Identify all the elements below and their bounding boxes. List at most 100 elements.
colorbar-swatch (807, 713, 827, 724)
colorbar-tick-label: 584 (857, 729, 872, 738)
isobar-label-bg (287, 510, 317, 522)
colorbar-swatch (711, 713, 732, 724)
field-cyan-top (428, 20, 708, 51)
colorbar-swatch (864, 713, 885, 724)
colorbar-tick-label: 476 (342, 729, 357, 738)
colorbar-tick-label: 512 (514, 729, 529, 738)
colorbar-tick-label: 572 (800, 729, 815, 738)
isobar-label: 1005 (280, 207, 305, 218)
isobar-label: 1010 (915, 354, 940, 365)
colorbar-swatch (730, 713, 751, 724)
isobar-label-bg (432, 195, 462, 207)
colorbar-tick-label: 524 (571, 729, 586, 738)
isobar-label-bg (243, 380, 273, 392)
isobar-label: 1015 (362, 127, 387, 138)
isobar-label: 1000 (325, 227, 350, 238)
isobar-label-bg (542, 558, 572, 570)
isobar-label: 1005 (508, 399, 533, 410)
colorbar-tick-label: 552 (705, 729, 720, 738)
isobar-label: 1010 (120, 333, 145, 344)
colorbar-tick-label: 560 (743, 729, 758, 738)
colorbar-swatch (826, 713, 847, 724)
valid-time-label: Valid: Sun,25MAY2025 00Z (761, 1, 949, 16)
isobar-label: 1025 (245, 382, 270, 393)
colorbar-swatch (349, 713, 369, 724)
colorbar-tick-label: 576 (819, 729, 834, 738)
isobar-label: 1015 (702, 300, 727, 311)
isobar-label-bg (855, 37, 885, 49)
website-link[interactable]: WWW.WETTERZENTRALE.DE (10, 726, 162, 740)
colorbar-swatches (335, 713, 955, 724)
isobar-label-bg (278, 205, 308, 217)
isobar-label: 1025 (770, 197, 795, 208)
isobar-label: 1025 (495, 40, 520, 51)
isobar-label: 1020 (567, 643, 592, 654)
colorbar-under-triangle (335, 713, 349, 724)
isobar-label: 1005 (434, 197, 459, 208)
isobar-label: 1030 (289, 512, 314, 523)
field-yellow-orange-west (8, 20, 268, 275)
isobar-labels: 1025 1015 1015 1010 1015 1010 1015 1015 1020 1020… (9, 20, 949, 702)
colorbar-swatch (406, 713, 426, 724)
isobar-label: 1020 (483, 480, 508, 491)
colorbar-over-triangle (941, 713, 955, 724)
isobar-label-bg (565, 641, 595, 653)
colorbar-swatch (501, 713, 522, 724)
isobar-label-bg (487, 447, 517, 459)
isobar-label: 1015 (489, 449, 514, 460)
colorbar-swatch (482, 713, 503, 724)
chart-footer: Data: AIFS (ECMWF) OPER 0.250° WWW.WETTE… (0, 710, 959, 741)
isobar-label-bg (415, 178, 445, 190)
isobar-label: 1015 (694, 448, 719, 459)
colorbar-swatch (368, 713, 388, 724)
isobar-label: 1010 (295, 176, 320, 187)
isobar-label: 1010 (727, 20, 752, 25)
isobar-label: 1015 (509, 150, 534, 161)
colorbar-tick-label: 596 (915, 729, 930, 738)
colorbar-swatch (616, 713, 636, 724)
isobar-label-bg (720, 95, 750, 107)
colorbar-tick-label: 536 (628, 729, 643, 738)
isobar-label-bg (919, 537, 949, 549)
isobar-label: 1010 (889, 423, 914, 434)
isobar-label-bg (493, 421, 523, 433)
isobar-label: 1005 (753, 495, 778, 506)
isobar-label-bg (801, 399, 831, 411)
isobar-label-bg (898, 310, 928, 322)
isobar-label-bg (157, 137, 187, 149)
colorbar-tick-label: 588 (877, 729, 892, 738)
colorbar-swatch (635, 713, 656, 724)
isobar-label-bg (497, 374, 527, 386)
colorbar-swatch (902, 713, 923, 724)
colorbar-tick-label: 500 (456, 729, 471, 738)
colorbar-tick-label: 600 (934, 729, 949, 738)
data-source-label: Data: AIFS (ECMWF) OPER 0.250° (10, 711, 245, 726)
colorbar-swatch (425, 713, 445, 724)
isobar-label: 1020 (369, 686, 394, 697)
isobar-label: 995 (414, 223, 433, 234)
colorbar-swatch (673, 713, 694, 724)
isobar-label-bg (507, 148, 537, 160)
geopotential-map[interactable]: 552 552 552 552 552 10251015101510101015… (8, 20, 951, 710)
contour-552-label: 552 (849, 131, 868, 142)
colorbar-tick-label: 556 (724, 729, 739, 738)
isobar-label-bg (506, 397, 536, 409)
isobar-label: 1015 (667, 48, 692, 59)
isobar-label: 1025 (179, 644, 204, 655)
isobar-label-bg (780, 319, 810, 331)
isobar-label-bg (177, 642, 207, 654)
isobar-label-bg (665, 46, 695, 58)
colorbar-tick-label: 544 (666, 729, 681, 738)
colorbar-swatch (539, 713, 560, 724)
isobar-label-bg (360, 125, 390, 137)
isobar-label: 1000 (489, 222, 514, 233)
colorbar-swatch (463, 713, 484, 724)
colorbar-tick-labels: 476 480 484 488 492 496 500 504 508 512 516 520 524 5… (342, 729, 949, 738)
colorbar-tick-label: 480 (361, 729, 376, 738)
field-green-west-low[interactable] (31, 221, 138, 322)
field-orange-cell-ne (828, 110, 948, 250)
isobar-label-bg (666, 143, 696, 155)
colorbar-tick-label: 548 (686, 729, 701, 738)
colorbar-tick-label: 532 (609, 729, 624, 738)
-*-*-
## Задача
Выведите все строки приведенных выше данных в виде таблицы Markdown с двумя столбцами: «№» (порядковый номер строки) и «Строка данных» (сама строка). Пустые строки в таблицу не включайте.

## Полное решение
| № | Строка данных |
|---|---|
| 1 | Identify all the elements below and their bounding boxes. List at most 100 elements. |
| 2 | colorbar-swatch (807, 713, 827, 724) |
| 3 | colorbar-tick-label: 584 (857, 729, 872, 738) |
| 4 | isobar-label-bg (287, 510, 317, 522) |
| 5 | colorbar-swatch (711, 713, 732, 724) |
| 6 | field-cyan-top (428, 20, 708, 51) |
| 7 | colorbar-swatch (864, 713, 885, 724) |
| 8 | colorbar-tick-label: 476 (342, 729, 357, 738) |
| 9 | colorbar-tick-label: 512 (514, 729, 529, 738) |
| 10 | colorbar-tick-label: 572 (800, 729, 815, 738) |
| 11 | isobar-label: 1005 (280, 207, 305, 218) |
| 12 | isobar-label: 1010 (915, 354, 940, 365) |
| 13 | colorbar-swatch (730, 713, 751, 724) |
| 14 | isobar-label-bg (432, 195, 462, 207) |
| 15 | colorbar-tick-label: 524 (571, 729, 586, 738) |
| 16 | isobar-label-bg (243, 380, 273, 392) |
| 17 | isobar-label: 1015 (362, 127, 387, 138) |
| 18 | isobar-label: 1000 (325, 227, 350, 238) |
| 19 | isobar-label-bg (542, 558, 572, 570) |
| 20 | isobar-label: 1005 (508, 399, 533, 410) |
| 21 | colorbar-tick-label: 552 (705, 729, 720, 738) |
| 22 | isobar-label: 1010 (120, 333, 145, 344) |
| 23 | colorbar-tick-label: 560 (743, 729, 758, 738) |
| 24 | colorbar-swatch (826, 713, 847, 724) |
| 25 | valid-time-label: Valid: Sun,25MAY2025 00Z (761, 1, 949, 16) |
| 26 | isobar-label: 1025 (245, 382, 270, 393) |
| 27 | colorbar-swatch (349, 713, 369, 724) |
| 28 | colorbar-tick-label: 576 (819, 729, 834, 738) |
| 29 | isobar-label: 1015 (702, 300, 727, 311) |
| 30 | isobar-label-bg (855, 37, 885, 49) |
| 31 | website-link[interactable]: WWW.WETTERZENTRALE.DE (10, 726, 162, 740) |
| 32 | colorbar-swatches (335, 713, 955, 724) |
| 33 | isobar-label-bg (278, 205, 308, 217) |
| 34 | isobar-label: 1025 (770, 197, 795, 208) |
| 35 | isobar-label: 1025 (495, 40, 520, 51) |
| 36 | isobar-label: 1020 (567, 643, 592, 654) |
| 37 | colorbar-under-triangle (335, 713, 349, 724) |
| 38 | isobar-label: 1005 (434, 197, 459, 208) |
| 39 | isobar-label: 1030 (289, 512, 314, 523) |
| 40 | field-yellow-orange-west (8, 20, 268, 275) |
| 41 | isobar-labels: 1025 1015 1015 1010 1015 1010 1015 1015 1020 1020… (9, 20, 949, 702) |
| 42 | colorbar-swatch (406, 713, 426, 724) |
| 43 | isobar-label: 1020 (483, 480, 508, 491) |
| 44 | colorbar-over-triangle (941, 713, 955, 724) |
| 45 | isobar-label-bg (565, 641, 595, 653) |
| 46 | colorbar-swatch (501, 713, 522, 724) |
| 47 | isobar-label-bg (487, 447, 517, 459) |
| 48 | isobar-label: 1015 (489, 449, 514, 460) |
| 49 | colorbar-swatch (482, 713, 503, 724) |
| 50 | chart-footer: Data: AIFS (ECMWF) OPER 0.250° WWW.WETTE… (0, 710, 959, 741) |
| 51 | isobar-label-bg (415, 178, 445, 190) |
| 52 | isobar-label: 1015 (694, 448, 719, 459) |
| 53 | colorbar-swatch (368, 713, 388, 724) |
| 54 | isobar-label: 1010 (295, 176, 320, 187) |
| 55 | isobar-label: 1010 (727, 20, 752, 25) |
| 56 | isobar-label: 1015 (509, 150, 534, 161) |
| 57 | colorbar-tick-label: 596 (915, 729, 930, 738) |
| 58 | colorbar-swatch (616, 713, 636, 724) |
| 59 | isobar-label-bg (720, 95, 750, 107) |
| 60 | colorbar-tick-label: 536 (628, 729, 643, 738) |
| 61 | isobar-label-bg (919, 537, 949, 549) |
| 62 | isobar-label: 1010 (889, 423, 914, 434) |
| 63 | isobar-label-bg (493, 421, 523, 433) |
| 64 | isobar-label: 1005 (753, 495, 778, 506) |
| 65 | isobar-label-bg (801, 399, 831, 411) |
| 66 | isobar-label-bg (898, 310, 928, 322) |
| 67 | isobar-label-bg (157, 137, 187, 149) |
| 68 | colorbar-tick-label: 588 (877, 729, 892, 738) |
| 69 | colorbar-swatch (635, 713, 656, 724) |
| 70 | isobar-label-bg (497, 374, 527, 386) |
| 71 | colorbar-swatch (902, 713, 923, 724) |
| 72 | colorbar-tick-label: 500 (456, 729, 471, 738) |
| 73 | colorbar-tick-label: 600 (934, 729, 949, 738) |
| 74 | data-source-label: Data: AIFS (ECMWF) OPER 0.250° (10, 711, 245, 726) |
| 75 | colorbar-swatch (425, 713, 445, 724) |
| 76 | isobar-label: 1020 (369, 686, 394, 697) |
| 77 | isobar-label: 995 (414, 223, 433, 234) |
| 78 | colorbar-swatch (673, 713, 694, 724) |
| 79 | isobar-label-bg (507, 148, 537, 160) |
| 80 | geopotential-map[interactable]: 552 552 552 552 552 10251015101510101015… (8, 20, 951, 710) |
| 81 | contour-552-label: 552 (849, 131, 868, 142) |
| 82 | colorbar-tick-label: 556 (724, 729, 739, 738) |
| 83 | isobar-label-bg (506, 397, 536, 409) |
| 84 | isobar-label: 1015 (667, 48, 692, 59) |
| 85 | isobar-label: 1025 (179, 644, 204, 655) |
| 86 | isobar-label-bg (780, 319, 810, 331) |
| 87 | isobar-label-bg (177, 642, 207, 654) |
| 88 | isobar-label-bg (665, 46, 695, 58) |
| 89 | colorbar-tick-label: 544 (666, 729, 681, 738) |
| 90 | colorbar-swatch (539, 713, 560, 724) |
| 91 | isobar-label-bg (360, 125, 390, 137) |
| 92 | isobar-label: 1000 (489, 222, 514, 233) |
| 93 | colorbar-swatch (463, 713, 484, 724) |
| 94 | colorbar-tick-labels: 476 480 484 488 492 496 500 504 508 512 516 520 524 5… (342, 729, 949, 738) |
| 95 | colorbar-tick-label: 480 (361, 729, 376, 738) |
| 96 | field-green-west-low[interactable] (31, 221, 138, 322) |
| 97 | field-orange-cell-ne (828, 110, 948, 250) |
| 98 | isobar-label-bg (666, 143, 696, 155) |
| 99 | colorbar-tick-label: 548 (686, 729, 701, 738) |
| 100 | colorbar-tick-label: 532 (609, 729, 624, 738) |